Directive
Return a copy of every line in the records that includes the word "мясо".

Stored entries

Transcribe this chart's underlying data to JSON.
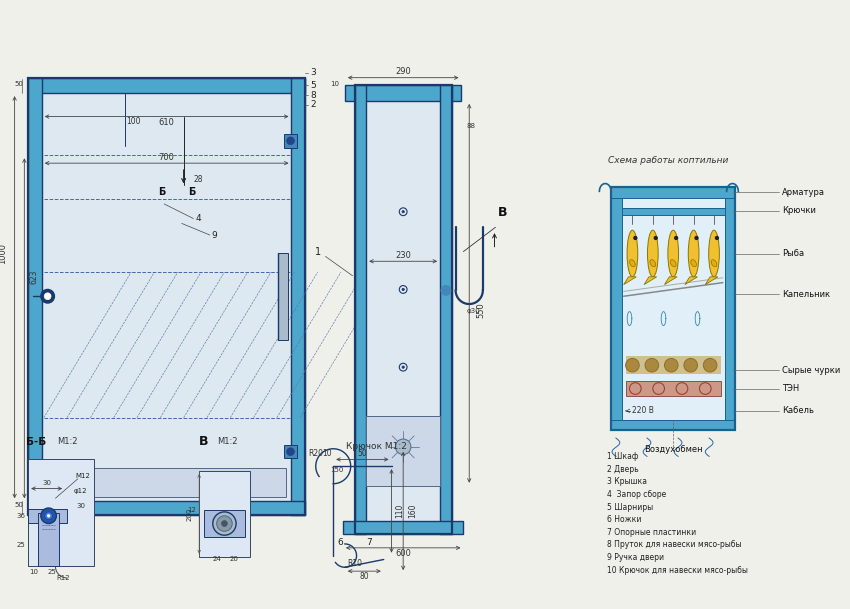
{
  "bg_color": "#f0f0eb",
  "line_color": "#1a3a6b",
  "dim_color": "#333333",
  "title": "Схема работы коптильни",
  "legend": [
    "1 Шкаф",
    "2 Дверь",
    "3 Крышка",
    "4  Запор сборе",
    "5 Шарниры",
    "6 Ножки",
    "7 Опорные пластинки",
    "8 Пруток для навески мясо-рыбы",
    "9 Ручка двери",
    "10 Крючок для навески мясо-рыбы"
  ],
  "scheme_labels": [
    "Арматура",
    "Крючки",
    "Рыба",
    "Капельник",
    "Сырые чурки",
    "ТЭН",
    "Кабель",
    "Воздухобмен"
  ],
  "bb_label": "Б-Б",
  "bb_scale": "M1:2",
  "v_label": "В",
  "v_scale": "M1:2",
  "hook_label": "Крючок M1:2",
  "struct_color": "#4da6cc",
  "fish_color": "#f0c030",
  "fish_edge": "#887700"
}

==

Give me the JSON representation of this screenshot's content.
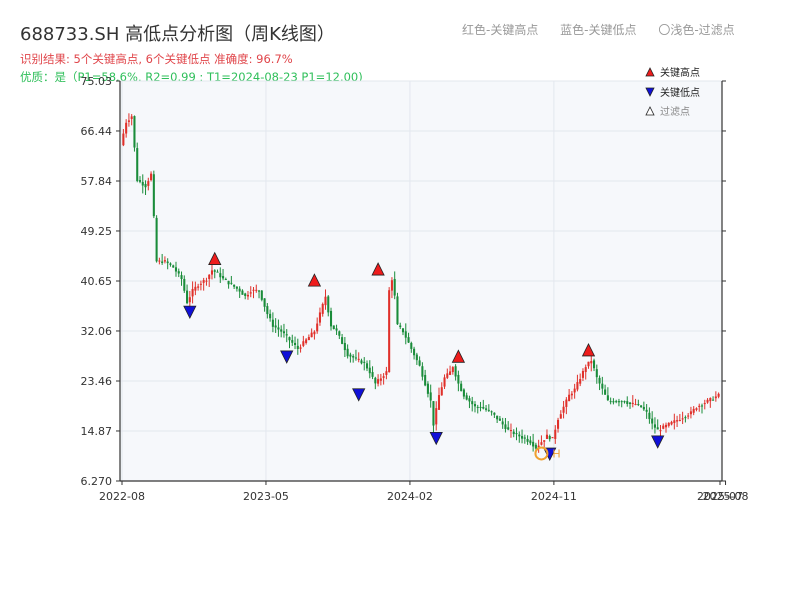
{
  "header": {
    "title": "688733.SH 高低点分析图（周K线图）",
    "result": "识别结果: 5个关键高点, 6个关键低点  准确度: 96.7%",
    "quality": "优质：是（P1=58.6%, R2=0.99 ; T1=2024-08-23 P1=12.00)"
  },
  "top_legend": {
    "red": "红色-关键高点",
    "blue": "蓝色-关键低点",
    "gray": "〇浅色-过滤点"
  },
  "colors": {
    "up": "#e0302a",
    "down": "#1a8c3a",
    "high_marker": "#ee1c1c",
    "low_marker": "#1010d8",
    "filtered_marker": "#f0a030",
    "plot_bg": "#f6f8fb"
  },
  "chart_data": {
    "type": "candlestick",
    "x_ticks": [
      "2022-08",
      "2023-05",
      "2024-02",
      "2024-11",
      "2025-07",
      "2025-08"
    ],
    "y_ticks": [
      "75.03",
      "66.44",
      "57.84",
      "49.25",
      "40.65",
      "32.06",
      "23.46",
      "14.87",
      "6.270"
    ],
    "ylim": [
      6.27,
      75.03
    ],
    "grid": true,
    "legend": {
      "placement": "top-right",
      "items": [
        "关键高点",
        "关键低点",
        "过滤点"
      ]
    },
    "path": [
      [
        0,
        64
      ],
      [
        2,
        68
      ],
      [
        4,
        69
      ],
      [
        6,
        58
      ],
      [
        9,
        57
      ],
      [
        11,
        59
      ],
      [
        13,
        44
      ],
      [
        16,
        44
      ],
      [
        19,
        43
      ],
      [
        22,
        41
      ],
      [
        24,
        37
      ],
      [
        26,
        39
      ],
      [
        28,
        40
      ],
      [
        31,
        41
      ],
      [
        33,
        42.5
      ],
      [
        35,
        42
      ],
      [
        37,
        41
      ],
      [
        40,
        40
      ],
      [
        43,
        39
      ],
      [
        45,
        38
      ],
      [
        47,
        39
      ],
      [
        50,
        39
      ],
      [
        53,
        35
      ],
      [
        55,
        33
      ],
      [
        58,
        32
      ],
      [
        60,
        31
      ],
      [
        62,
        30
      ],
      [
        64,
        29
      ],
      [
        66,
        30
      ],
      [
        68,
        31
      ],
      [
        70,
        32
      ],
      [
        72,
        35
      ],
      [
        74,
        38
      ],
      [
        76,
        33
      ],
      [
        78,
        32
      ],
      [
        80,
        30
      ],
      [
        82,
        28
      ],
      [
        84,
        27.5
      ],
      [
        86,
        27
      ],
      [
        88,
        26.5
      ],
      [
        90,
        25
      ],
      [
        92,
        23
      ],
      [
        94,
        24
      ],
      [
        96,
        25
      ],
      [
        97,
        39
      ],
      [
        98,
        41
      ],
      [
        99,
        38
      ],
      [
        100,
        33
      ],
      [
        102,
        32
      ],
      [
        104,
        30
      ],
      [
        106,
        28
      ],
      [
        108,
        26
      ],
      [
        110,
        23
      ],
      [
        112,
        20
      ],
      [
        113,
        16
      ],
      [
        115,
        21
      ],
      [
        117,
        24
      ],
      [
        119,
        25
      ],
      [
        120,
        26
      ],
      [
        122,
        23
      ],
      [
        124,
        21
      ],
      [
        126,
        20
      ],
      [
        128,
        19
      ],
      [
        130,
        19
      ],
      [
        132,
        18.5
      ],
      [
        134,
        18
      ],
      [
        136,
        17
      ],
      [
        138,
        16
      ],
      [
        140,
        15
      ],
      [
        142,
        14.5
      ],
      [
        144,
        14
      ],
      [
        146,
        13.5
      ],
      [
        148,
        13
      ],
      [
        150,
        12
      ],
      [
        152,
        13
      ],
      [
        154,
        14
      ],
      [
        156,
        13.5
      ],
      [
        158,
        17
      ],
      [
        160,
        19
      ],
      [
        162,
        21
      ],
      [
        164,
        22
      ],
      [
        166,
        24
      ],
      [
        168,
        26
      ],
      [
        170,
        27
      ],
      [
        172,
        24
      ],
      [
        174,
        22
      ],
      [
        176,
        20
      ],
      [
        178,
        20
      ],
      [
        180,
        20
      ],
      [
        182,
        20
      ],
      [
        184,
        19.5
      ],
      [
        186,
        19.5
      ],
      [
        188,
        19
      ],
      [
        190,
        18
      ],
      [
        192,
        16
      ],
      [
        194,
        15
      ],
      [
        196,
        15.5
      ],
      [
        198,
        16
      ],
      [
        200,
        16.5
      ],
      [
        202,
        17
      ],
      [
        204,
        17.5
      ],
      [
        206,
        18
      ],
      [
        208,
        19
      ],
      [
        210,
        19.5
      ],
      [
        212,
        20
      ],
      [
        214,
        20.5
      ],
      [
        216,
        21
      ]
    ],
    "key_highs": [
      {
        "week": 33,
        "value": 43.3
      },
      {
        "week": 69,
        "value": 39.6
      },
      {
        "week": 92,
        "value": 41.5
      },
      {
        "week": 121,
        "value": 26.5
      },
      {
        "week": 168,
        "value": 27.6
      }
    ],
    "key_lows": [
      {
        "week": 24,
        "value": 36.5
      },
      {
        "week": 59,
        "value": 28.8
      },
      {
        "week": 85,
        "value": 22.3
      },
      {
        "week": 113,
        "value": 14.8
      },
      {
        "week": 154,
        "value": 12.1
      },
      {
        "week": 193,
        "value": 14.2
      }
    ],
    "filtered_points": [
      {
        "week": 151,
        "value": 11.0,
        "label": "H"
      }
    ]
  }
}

Task result
    "8 Пруток для навески мясо-рыбы",
    "10 Крючок для навески мясо-рыбы"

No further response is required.